• **TASK BRIEF**: What follows is a block of records; restate each one word for word.

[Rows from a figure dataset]
-- -- --

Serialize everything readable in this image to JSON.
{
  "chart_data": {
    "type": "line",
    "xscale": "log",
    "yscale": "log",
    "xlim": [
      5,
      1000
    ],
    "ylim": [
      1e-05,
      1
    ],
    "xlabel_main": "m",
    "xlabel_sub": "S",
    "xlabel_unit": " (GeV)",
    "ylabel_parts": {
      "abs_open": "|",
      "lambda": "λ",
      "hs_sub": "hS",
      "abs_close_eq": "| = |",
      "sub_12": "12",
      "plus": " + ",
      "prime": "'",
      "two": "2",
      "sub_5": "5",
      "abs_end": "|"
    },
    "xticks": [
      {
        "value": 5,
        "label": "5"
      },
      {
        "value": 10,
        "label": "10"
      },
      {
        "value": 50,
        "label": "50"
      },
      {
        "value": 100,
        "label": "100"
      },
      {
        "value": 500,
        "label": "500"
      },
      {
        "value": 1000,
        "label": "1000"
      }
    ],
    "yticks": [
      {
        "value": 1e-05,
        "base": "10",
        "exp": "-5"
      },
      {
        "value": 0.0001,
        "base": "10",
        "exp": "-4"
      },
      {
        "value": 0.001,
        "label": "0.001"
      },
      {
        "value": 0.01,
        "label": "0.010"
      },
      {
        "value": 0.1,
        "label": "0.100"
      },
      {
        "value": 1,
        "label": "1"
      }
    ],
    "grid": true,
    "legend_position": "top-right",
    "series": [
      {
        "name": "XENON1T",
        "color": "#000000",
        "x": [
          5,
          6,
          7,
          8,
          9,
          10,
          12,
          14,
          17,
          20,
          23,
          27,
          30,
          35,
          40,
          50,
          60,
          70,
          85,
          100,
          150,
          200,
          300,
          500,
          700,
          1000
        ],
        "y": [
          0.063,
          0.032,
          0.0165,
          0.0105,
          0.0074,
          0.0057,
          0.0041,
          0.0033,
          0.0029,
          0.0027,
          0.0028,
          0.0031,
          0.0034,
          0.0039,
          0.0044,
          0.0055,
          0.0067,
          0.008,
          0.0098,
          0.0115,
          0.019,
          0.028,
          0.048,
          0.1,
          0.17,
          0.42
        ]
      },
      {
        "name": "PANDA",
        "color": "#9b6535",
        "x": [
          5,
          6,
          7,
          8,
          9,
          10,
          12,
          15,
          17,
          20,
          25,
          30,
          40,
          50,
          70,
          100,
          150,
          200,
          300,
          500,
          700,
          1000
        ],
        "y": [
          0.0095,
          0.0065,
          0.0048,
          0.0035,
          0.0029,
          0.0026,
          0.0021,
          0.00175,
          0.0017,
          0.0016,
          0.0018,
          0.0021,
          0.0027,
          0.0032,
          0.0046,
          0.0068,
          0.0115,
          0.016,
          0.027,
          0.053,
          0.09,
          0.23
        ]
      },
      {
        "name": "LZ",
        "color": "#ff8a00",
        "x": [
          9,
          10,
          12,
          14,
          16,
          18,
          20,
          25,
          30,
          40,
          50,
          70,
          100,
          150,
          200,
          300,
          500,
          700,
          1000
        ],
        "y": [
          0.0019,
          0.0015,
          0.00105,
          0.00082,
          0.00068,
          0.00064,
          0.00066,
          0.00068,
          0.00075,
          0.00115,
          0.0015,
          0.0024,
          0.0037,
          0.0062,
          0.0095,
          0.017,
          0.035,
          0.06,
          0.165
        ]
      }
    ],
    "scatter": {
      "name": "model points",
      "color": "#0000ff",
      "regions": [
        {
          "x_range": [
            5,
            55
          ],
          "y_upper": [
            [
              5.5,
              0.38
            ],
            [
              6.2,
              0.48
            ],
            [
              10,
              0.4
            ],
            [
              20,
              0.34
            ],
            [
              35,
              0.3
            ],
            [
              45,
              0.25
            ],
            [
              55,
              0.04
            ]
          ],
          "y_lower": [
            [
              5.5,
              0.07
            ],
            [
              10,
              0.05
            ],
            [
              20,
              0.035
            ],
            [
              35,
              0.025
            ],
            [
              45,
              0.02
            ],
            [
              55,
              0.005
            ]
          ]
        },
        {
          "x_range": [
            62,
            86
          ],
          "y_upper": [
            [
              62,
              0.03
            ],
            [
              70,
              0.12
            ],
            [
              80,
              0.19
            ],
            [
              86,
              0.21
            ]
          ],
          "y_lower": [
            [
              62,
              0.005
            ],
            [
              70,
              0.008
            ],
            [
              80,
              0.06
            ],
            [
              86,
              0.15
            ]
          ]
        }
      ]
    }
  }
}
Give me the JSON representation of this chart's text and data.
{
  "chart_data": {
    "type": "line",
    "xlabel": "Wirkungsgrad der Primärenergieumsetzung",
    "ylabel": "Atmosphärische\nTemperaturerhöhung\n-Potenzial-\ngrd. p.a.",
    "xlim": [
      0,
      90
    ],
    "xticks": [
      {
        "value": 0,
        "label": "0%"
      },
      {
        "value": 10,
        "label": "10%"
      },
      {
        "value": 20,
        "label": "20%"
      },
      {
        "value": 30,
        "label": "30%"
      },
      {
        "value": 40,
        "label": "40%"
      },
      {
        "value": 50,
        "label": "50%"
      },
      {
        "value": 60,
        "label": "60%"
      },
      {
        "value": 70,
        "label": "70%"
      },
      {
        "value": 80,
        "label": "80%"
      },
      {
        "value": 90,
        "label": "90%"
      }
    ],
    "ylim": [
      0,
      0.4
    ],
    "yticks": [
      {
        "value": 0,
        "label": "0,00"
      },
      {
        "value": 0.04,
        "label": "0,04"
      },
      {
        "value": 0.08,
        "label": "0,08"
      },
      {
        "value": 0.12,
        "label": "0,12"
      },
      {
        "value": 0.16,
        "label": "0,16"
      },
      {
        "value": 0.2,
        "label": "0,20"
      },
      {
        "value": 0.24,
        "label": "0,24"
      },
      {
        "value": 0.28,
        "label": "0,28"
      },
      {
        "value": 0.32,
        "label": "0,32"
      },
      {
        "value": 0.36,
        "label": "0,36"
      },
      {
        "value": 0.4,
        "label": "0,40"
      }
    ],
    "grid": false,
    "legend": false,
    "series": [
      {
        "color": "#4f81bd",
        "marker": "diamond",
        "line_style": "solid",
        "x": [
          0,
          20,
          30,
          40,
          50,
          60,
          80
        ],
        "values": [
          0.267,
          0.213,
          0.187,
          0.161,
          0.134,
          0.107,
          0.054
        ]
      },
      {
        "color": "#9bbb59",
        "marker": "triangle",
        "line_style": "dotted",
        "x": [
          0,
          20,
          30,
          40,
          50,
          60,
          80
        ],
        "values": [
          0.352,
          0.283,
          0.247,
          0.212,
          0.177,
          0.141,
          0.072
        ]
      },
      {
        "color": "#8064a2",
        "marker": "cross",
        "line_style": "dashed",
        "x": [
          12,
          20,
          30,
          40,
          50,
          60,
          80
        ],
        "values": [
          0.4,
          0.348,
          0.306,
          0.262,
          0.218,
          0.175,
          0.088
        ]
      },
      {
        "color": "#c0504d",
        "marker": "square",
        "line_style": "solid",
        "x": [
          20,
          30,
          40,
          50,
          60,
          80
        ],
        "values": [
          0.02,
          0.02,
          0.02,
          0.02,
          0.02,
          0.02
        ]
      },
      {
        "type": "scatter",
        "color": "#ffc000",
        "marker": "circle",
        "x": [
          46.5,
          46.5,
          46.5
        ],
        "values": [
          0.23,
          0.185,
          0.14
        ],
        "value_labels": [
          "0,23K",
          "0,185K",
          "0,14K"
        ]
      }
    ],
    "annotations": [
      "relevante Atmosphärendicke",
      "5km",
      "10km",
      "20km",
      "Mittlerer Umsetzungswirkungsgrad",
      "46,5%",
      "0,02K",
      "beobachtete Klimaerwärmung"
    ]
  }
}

-- -- --

• **TASK RESULT**:
Serialize everything readable in this image to JSON.
{
  "chart_data": {
    "type": "line",
    "xscale": "log",
    "yscale": "log",
    "xlim": [
      5,
      1000
    ],
    "ylim": [
      1e-05,
      1
    ],
    "xlabel_main": "m",
    "xlabel_sub": "S",
    "xlabel_unit": " (GeV)",
    "ylabel_parts": {
      "abs_open": "|",
      "lambda": "λ",
      "hs_sub": "hS",
      "abs_close_eq": "| = |",
      "sub_12": "12",
      "plus": " + ",
      "prime": "'",
      "two": "2",
      "sub_5": "5",
      "abs_end": "|"
    },
    "xticks": [
      {
        "value": 5,
        "label": "5"
      },
      {
        "value": 10,
        "label": "10"
      },
      {
        "value": 50,
        "label": "50"
      },
      {
        "value": 100,
        "label": "100"
      },
      {
        "value": 500,
        "label": "500"
      },
      {
        "value": 1000,
        "label": "1000"
      }
    ],
    "yticks": [
      {
        "value": 1e-05,
        "base": "10",
        "exp": "-5"
      },
      {
        "value": 0.0001,
        "base": "10",
        "exp": "-4"
      },
      {
        "value": 0.001,
        "label": "0.001"
      },
      {
        "value": 0.01,
        "label": "0.010"
      },
      {
        "value": 0.1,
        "label": "0.100"
      },
      {
        "value": 1,
        "label": "1"
      }
    ],
    "grid": true,
    "legend_position": "top-right",
    "series": [
      {
        "name": "XENON1T",
        "color": "#000000",
        "x": [
          5,
          6,
          7,
          8,
          9,
          10,
          12,
          14,
          17,
          20,
          23,
          27,
          30,
          35,
          40,
          50,
          60,
          70,
          85,
          100,
          150,
          200,
          300,
          500,
          700,
          1000
        ],
        "y": [
          0.063,
          0.032,
          0.0165,
          0.0105,
          0.0074,
          0.0057,
          0.0041,
          0.0033,
          0.0029,
          0.0027,
          0.0028,
          0.0031,
          0.0034,
          0.0039,
          0.0044,
          0.0055,
          0.0067,
          0.008,
          0.0098,
          0.0115,
          0.019,
          0.028,
          0.048,
          0.1,
          0.17,
          0.42
        ]
      },
      {
        "name": "PANDA",
        "color": "#9b6535",
        "x": [
          5,
          6,
          7,
          8,
          9,
          10,
          12,
          15,
          17,
          20,
          25,
          30,
          40,
          50,
          70,
          100,
          150,
          200,
          300,
          500,
          700,
          1000
        ],
        "y": [
          0.0095,
          0.0065,
          0.0048,
          0.0035,
          0.0029,
          0.0026,
          0.0021,
          0.00175,
          0.0017,
          0.0016,
          0.0018,
          0.0021,
          0.0027,
          0.0032,
          0.0046,
          0.0068,
          0.0115,
          0.016,
          0.027,
          0.053,
          0.09,
          0.23
        ]
      },
      {
        "name": "LZ",
        "color": "#ff8a00",
        "x": [
          9,
          10,
          12,
          14,
          16,
          18,
          20,
          25,
          30,
          40,
          50,
          70,
          100,
          150,
          200,
          300,
          500,
          700,
          1000
        ],
        "y": [
          0.0019,
          0.0015,
          0.00105,
          0.00082,
          0.00068,
          0.00064,
          0.00066,
          0.00068,
          0.00075,
          0.00115,
          0.0015,
          0.0024,
          0.0037,
          0.0062,
          0.0095,
          0.017,
          0.035,
          0.06,
          0.165
        ]
      }
    ],
    "scatter": {
      "name": "model points",
      "color": "#0000ff",
      "regions": [
        {
          "x_range": [
            5,
            55
          ],
          "y_upper": [
            [
              5.5,
              0.38
            ],
            [
              6.2,
              0.48
            ],
            [
              10,
              0.4
            ],
            [
              20,
              0.34
            ],
            [
              35,
              0.3
            ],
            [
              45,
              0.25
            ],
            [
              55,
              0.04
            ]
          ],
          "y_lower": [
            [
              5.5,
              0.07
            ],
            [
              10,
              0.05
            ],
            [
              20,
              0.035
            ],
            [
              35,
              0.025
            ],
            [
              45,
              0.02
            ],
            [
              55,
              0.005
            ]
          ]
        },
        {
          "x_range": [
            62,
            86
          ],
          "y_upper": [
            [
              62,
              0.03
            ],
            [
              70,
              0.12
            ],
            [
              80,
              0.19
            ],
            [
              86,
              0.21
            ]
          ],
          "y_lower": [
            [
              62,
              0.005
            ],
            [
              70,
              0.008
            ],
            [
              80,
              0.06
            ],
            [
              86,
              0.15
            ]
          ]
        }
      ]
    }
  }
}
Give me the JSON representation of this chart's text and data.
{
  "chart_data": {
    "type": "line",
    "xlabel": "Wirkungsgrad der Primärenergieumsetzung",
    "ylabel": "Atmosphärische\nTemperaturerhöhung\n-Potenzial-\ngrd. p.a.",
    "xlim": [
      0,
      90
    ],
    "xticks": [
      {
        "value": 0,
        "label": "0%"
      },
      {
        "value": 10,
        "label": "10%"
      },
      {
        "value": 20,
        "label": "20%"
      },
      {
        "value": 30,
        "label": "30%"
      },
      {
        "value": 40,
        "label": "40%"
      },
      {
        "value": 50,
        "label": "50%"
      },
      {
        "value": 60,
        "label": "60%"
      },
      {
        "value": 70,
        "label": "70%"
      },
      {
        "value": 80,
        "label": "80%"
      },
      {
        "value": 90,
        "label": "90%"
      }
    ],
    "ylim": [
      0,
      0.4
    ],
    "yticks": [
      {
        "value": 0,
        "label": "0,00"
      },
      {
        "value": 0.04,
        "label": "0,04"
      },
      {
        "value": 0.08,
        "label": "0,08"
      },
      {
        "value": 0.12,
        "label": "0,12"
      },
      {
        "value": 0.16,
        "label": "0,16"
      },
      {
        "value": 0.2,
        "label": "0,20"
      },
      {
        "value": 0.24,
        "label": "0,24"
      },
      {
        "value": 0.28,
        "label": "0,28"
      },
      {
        "value": 0.32,
        "label": "0,32"
      },
      {
        "value": 0.36,
        "label": "0,36"
      },
      {
        "value": 0.4,
        "label": "0,40"
      }
    ],
    "grid": false,
    "legend": false,
    "series": [
      {
        "color": "#4f81bd",
        "marker": "diamond",
        "line_style": "solid",
        "x": [
          0,
          20,
          30,
          40,
          50,
          60,
          80
        ],
        "values": [
          0.267,
          0.213,
          0.187,
          0.161,
          0.134,
          0.107,
          0.054
        ]
      },
      {
        "color": "#9bbb59",
        "marker": "triangle",
        "line_style": "dotted",
        "x": [
          0,
          20,
          30,
          40,
          50,
          60,
          80
        ],
        "values": [
          0.352,
          0.283,
          0.247,
          0.212,
          0.177,
          0.141,
          0.072
        ]
      },
      {
        "color": "#8064a2",
        "marker": "cross",
        "line_style": "dashed",
        "x": [
          12,
          20,
          30,
          40,
          50,
          60,
          80
        ],
        "values": [
          0.4,
          0.348,
          0.306,
          0.262,
          0.218,
          0.175,
          0.088
        ]
      },
      {
        "color": "#c0504d",
        "marker": "square",
        "line_style": "solid",
        "x": [
          20,
          30,
          40,
          50,
          60,
          80
        ],
        "values": [
          0.02,
          0.02,
          0.02,
          0.02,
          0.02,
          0.02
        ]
      },
      {
        "type": "scatter",
        "color": "#ffc000",
        "marker": "circle",
        "x": [
          46.5,
          46.5,
          46.5
        ],
        "values": [
          0.23,
          0.185,
          0.14
        ],
        "value_labels": [
          "0,23K",
          "0,185K",
          "0,14K"
        ]
      }
    ],
    "annotations": [
      "relevante Atmosphärendicke",
      "5km",
      "10km",
      "20km",
      "Mittlerer Umsetzungswirkungsgrad",
      "46,5%",
      "0,02K",
      "beobachtete Klimaerwärmung"
    ]
  }
}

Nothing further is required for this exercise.